### RECORDS FOR THIS TASK
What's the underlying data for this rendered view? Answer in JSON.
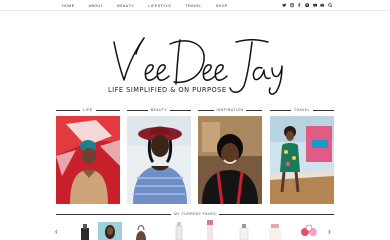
{
  "nav": {
    "items": [
      "HOME",
      "ABOUT",
      "BEAUTY",
      "LIFESTYLE",
      "TRAVEL",
      "SHOP"
    ]
  },
  "social": {
    "icons": [
      "twitter-icon",
      "instagram-icon",
      "facebook-icon",
      "pinterest-icon",
      "youtube-icon",
      "email-icon",
      "search-icon"
    ]
  },
  "site": {
    "logo_text": "VeeDeeJay",
    "tagline": "LIFE SIMPLIFIED & ON PURPOSE"
  },
  "categories": [
    {
      "label": "LIFE"
    },
    {
      "label": "BEAUTY"
    },
    {
      "label": "INSPIRATION"
    },
    {
      "label": "TRAVEL"
    }
  ],
  "faved": {
    "heading": "MY CURRENT FAVES",
    "prev": "‹",
    "next": "›"
  },
  "colors": {
    "accent": "#222222",
    "rule": "#333333"
  }
}
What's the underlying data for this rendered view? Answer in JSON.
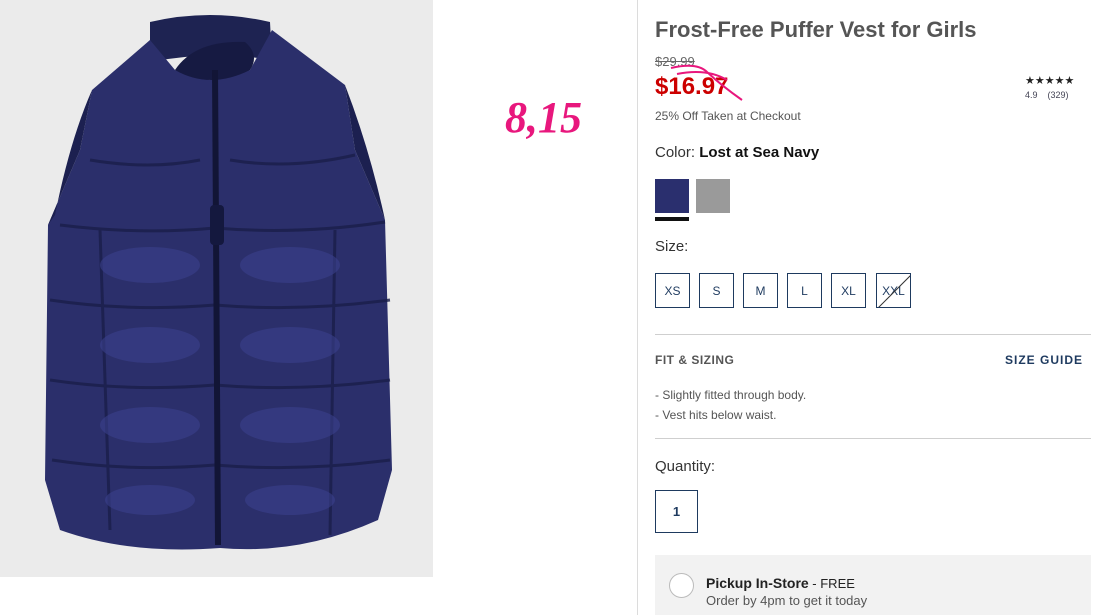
{
  "annotation": "8,15",
  "product": {
    "title": "Frost-Free Puffer Vest for Girls",
    "old_price": "$29.99",
    "sale_price": "$16.97",
    "promo": "25% Off Taken at Checkout",
    "rating": {
      "stars": "★★★★★",
      "score": "4.9",
      "count": "(329)"
    }
  },
  "color": {
    "label": "Color:",
    "selected": "Lost at Sea Navy",
    "swatches": [
      {
        "name": "navy",
        "hex": "#2a2f6e",
        "selected": true
      },
      {
        "name": "grey",
        "hex": "#9a9a9a",
        "selected": false
      }
    ]
  },
  "size": {
    "label": "Size:",
    "options": [
      "XS",
      "S",
      "M",
      "L",
      "XL",
      "XXL"
    ],
    "unavailable": [
      "XXL"
    ]
  },
  "fit": {
    "heading": "FIT & SIZING",
    "guide_link": "SIZE GUIDE",
    "items": [
      "Slightly fitted through body.",
      "Vest hits below waist."
    ]
  },
  "quantity": {
    "label": "Quantity:",
    "value": "1"
  },
  "pickup": {
    "title": "Pickup In-Store",
    "free": " - FREE",
    "subtitle": "Order by 4pm to get it today"
  },
  "colors": {
    "sale": "#cc0000",
    "accent": "#1e3a5f",
    "annotation": "#e8177d"
  }
}
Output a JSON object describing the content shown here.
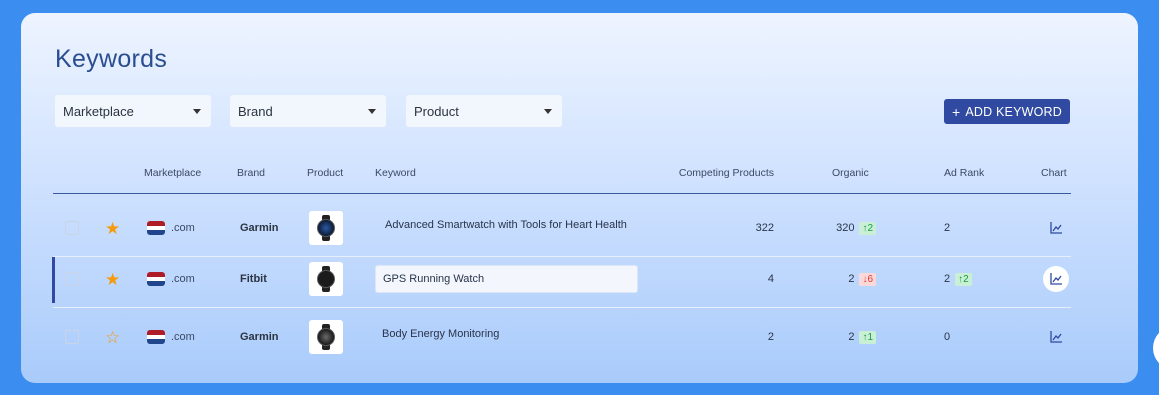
{
  "page": {
    "title": "Keywords"
  },
  "filters": [
    {
      "label": "Marketplace"
    },
    {
      "label": "Brand"
    },
    {
      "label": "Product"
    }
  ],
  "add_button": {
    "label": "ADD KEYWORD",
    "icon": "plus-icon"
  },
  "table": {
    "headers": {
      "marketplace": "Marketplace",
      "brand": "Brand",
      "product": "Product",
      "keyword": "Keyword",
      "competing": "Competing Products",
      "organic": "Organic",
      "ad_rank": "Ad Rank",
      "chart": "Chart"
    },
    "rows": [
      {
        "starred": true,
        "star_glyph": "★",
        "flag": [
          "#ae1c28",
          "#ffffff",
          "#21468b"
        ],
        "tld": ".com",
        "brand": "Garmin",
        "keyword": "Advanced Smartwatch with Tools for Heart Health",
        "competing": "322",
        "organic": "320",
        "organic_change": "↑2",
        "organic_dir": "up",
        "ad_rank": "2",
        "ad_change": "",
        "ad_dir": "",
        "selected": false
      },
      {
        "starred": true,
        "star_glyph": "★",
        "flag": [
          "#ae1c28",
          "#ffffff",
          "#21468b"
        ],
        "tld": ".com",
        "brand": "Fitbit",
        "keyword": "GPS Running Watch",
        "competing": "4",
        "organic": "2",
        "organic_change": "↓6",
        "organic_dir": "down",
        "ad_rank": "2",
        "ad_change": "↑2",
        "ad_dir": "up",
        "selected": true
      },
      {
        "starred": false,
        "star_glyph": "☆",
        "flag": [
          "#ae1c28",
          "#ffffff",
          "#21468b"
        ],
        "tld": ".com",
        "brand": "Garmin",
        "keyword": "Body Energy Monitoring",
        "competing": "2",
        "organic": "2",
        "organic_change": "↑1",
        "organic_dir": "up",
        "ad_rank": "0",
        "ad_change": "",
        "ad_dir": "",
        "selected": false
      }
    ]
  },
  "colors": {
    "page_background": "#3b8ef0",
    "accent": "#2f4aa0",
    "star": "#f59a0c",
    "up": "#1a9a4a",
    "down": "#e0393b"
  }
}
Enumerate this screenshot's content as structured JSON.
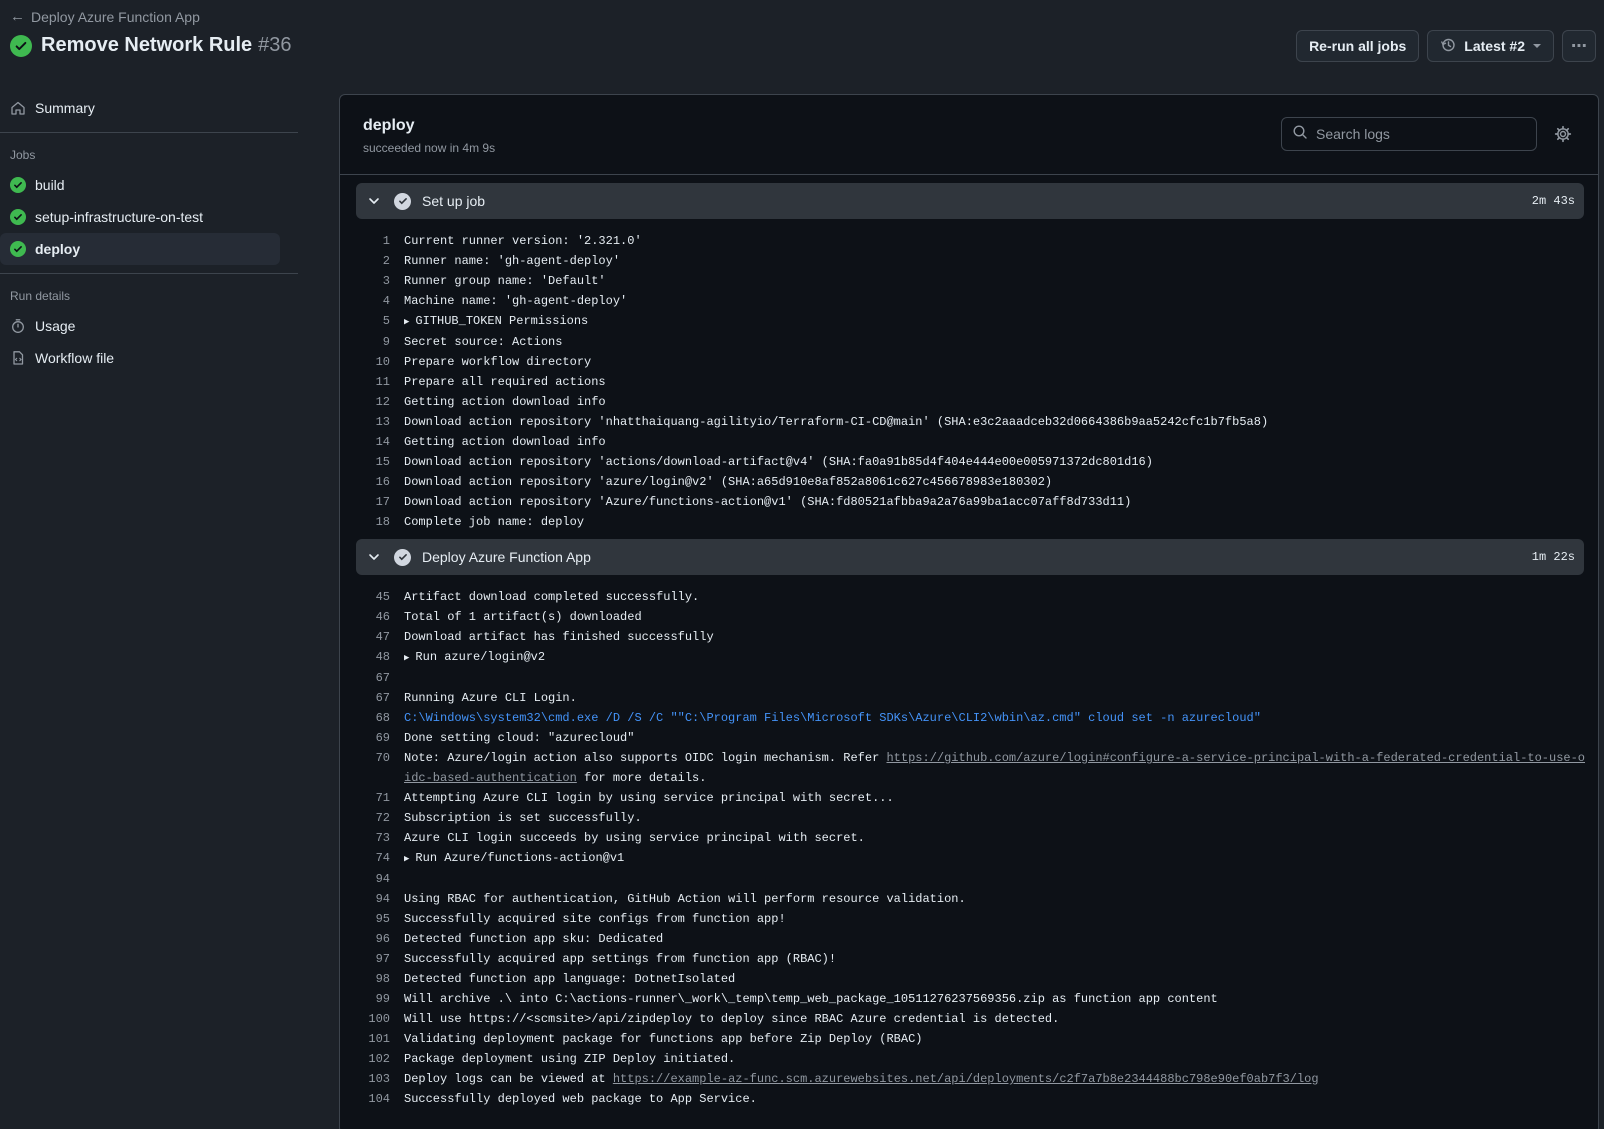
{
  "header": {
    "back_label": "Deploy Azure Function App",
    "title": "Remove Network Rule",
    "run_number": "#36",
    "rerun_label": "Re-run all jobs",
    "latest_label": "Latest #2",
    "more_glyph": "⋯"
  },
  "sidebar": {
    "summary_label": "Summary",
    "jobs_heading": "Jobs",
    "jobs": [
      {
        "label": "build"
      },
      {
        "label": "setup-infrastructure-on-test"
      },
      {
        "label": "deploy"
      }
    ],
    "run_details_heading": "Run details",
    "usage_label": "Usage",
    "workflow_file_label": "Workflow file"
  },
  "job": {
    "name": "deploy",
    "status": "succeeded now in 4m 9s",
    "search_placeholder": "Search logs"
  },
  "steps": [
    {
      "name": "Set up job",
      "duration": "2m 43s",
      "lines": [
        {
          "n": "1",
          "t": "Current runner version: '2.321.0'"
        },
        {
          "n": "2",
          "t": "Runner name: 'gh-agent-deploy'"
        },
        {
          "n": "3",
          "t": "Runner group name: 'Default'"
        },
        {
          "n": "4",
          "t": "Machine name: 'gh-agent-deploy'"
        },
        {
          "n": "5",
          "t": "GITHUB_TOKEN Permissions"
        },
        {
          "n": "9",
          "t": "Secret source: Actions"
        },
        {
          "n": "10",
          "t": "Prepare workflow directory"
        },
        {
          "n": "11",
          "t": "Prepare all required actions"
        },
        {
          "n": "12",
          "t": "Getting action download info"
        },
        {
          "n": "13",
          "t": "Download action repository 'nhatthaiquang-agilityio/Terraform-CI-CD@main' (SHA:e3c2aaadceb32d0664386b9aa5242cfc1b7fb5a8)"
        },
        {
          "n": "14",
          "t": "Getting action download info"
        },
        {
          "n": "15",
          "t": "Download action repository 'actions/download-artifact@v4' (SHA:fa0a91b85d4f404e444e00e005971372dc801d16)"
        },
        {
          "n": "16",
          "t": "Download action repository 'azure/login@v2' (SHA:a65d910e8af852a8061c627c456678983e180302)"
        },
        {
          "n": "17",
          "t": "Download action repository 'Azure/functions-action@v1' (SHA:fd80521afbba9a2a76a99ba1acc07aff8d733d11)"
        },
        {
          "n": "18",
          "t": "Complete job name: deploy"
        }
      ]
    },
    {
      "name": "Deploy Azure Function App",
      "duration": "1m 22s",
      "lines": [
        {
          "n": "45",
          "t": "Artifact download completed successfully."
        },
        {
          "n": "46",
          "t": "Total of 1 artifact(s) downloaded"
        },
        {
          "n": "47",
          "t": "Download artifact has finished successfully"
        },
        {
          "n": "48",
          "t": "Run azure/login@v2"
        },
        {
          "n": "67",
          "t": ""
        },
        {
          "n": "67",
          "t": "Running Azure CLI Login."
        },
        {
          "n": "68",
          "t": "C:\\Windows\\system32\\cmd.exe /D /S /C \"\"C:\\Program Files\\Microsoft SDKs\\Azure\\CLI2\\wbin\\az.cmd\" cloud set -n azurecloud\""
        },
        {
          "n": "69",
          "t": "Done setting cloud: \"azurecloud\""
        },
        {
          "n": "70",
          "t": "Note: Azure/login action also supports OIDC login mechanism. Refer ",
          "link": "https://github.com/azure/login#configure-a-service-principal-with-a-federated-credential-to-use-oidc-based-authentication",
          "after": " for more details."
        },
        {
          "n": "71",
          "t": "Attempting Azure CLI login by using service principal with secret..."
        },
        {
          "n": "72",
          "t": "Subscription is set successfully."
        },
        {
          "n": "73",
          "t": "Azure CLI login succeeds by using service principal with secret."
        },
        {
          "n": "74",
          "t": "Run Azure/functions-action@v1"
        },
        {
          "n": "94",
          "t": ""
        },
        {
          "n": "94",
          "t": "Using RBAC for authentication, GitHub Action will perform resource validation."
        },
        {
          "n": "95",
          "t": "Successfully acquired site configs from function app!"
        },
        {
          "n": "96",
          "t": "Detected function app sku: Dedicated"
        },
        {
          "n": "97",
          "t": "Successfully acquired app settings from function app (RBAC)!"
        },
        {
          "n": "98",
          "t": "Detected function app language: DotnetIsolated"
        },
        {
          "n": "99",
          "t": "Will archive .\\ into C:\\actions-runner\\_work\\_temp\\temp_web_package_10511276237569356.zip as function app content"
        },
        {
          "n": "100",
          "t": "Will use https://<scmsite>/api/zipdeploy to deploy since RBAC Azure credential is detected."
        },
        {
          "n": "101",
          "t": "Validating deployment package for functions app before Zip Deploy (RBAC)"
        },
        {
          "n": "102",
          "t": "Package deployment using ZIP Deploy initiated."
        },
        {
          "n": "103",
          "t": "Deploy logs can be viewed at ",
          "link": "https://example-az-func.scm.azurewebsites.net/api/deployments/c2f7a7b8e2344488bc798e90ef0ab7f3/log",
          "after": ""
        },
        {
          "n": "104",
          "t": "Successfully deployed web package to App Service."
        }
      ]
    }
  ],
  "colors": {
    "success": "#3fb950",
    "link": "#4493f8",
    "bg": "#0d1117",
    "step_header": "#30363d"
  }
}
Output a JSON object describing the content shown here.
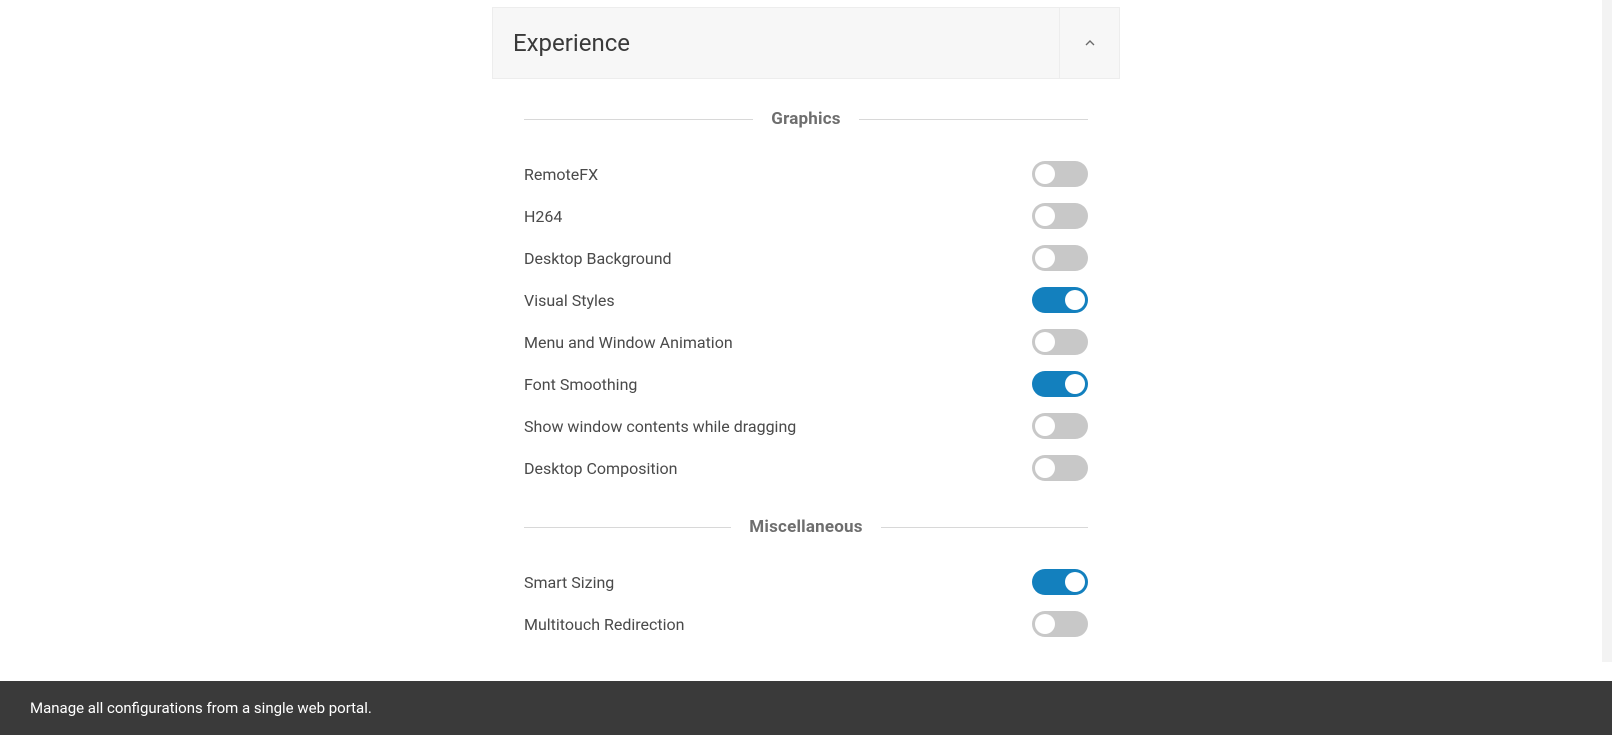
{
  "panel": {
    "title": "Experience"
  },
  "sections": {
    "graphics": {
      "title": "Graphics",
      "items": [
        {
          "label": "RemoteFX",
          "on": false
        },
        {
          "label": "H264",
          "on": false
        },
        {
          "label": "Desktop Background",
          "on": false
        },
        {
          "label": "Visual Styles",
          "on": true
        },
        {
          "label": "Menu and Window Animation",
          "on": false
        },
        {
          "label": "Font Smoothing",
          "on": true
        },
        {
          "label": "Show window contents while dragging",
          "on": false
        },
        {
          "label": "Desktop Composition",
          "on": false
        }
      ]
    },
    "misc": {
      "title": "Miscellaneous",
      "items": [
        {
          "label": "Smart Sizing",
          "on": true
        },
        {
          "label": "Multitouch Redirection",
          "on": false
        }
      ]
    }
  },
  "footer": {
    "text": "Manage all configurations from a single web portal."
  }
}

### JOB
Pull out every line of the records above that contains the word "agent".

### SOLUTION
          "t": "Runner name: 'gh-agent-deploy'"
          "t": "Machine name: 'gh-agent-deploy'"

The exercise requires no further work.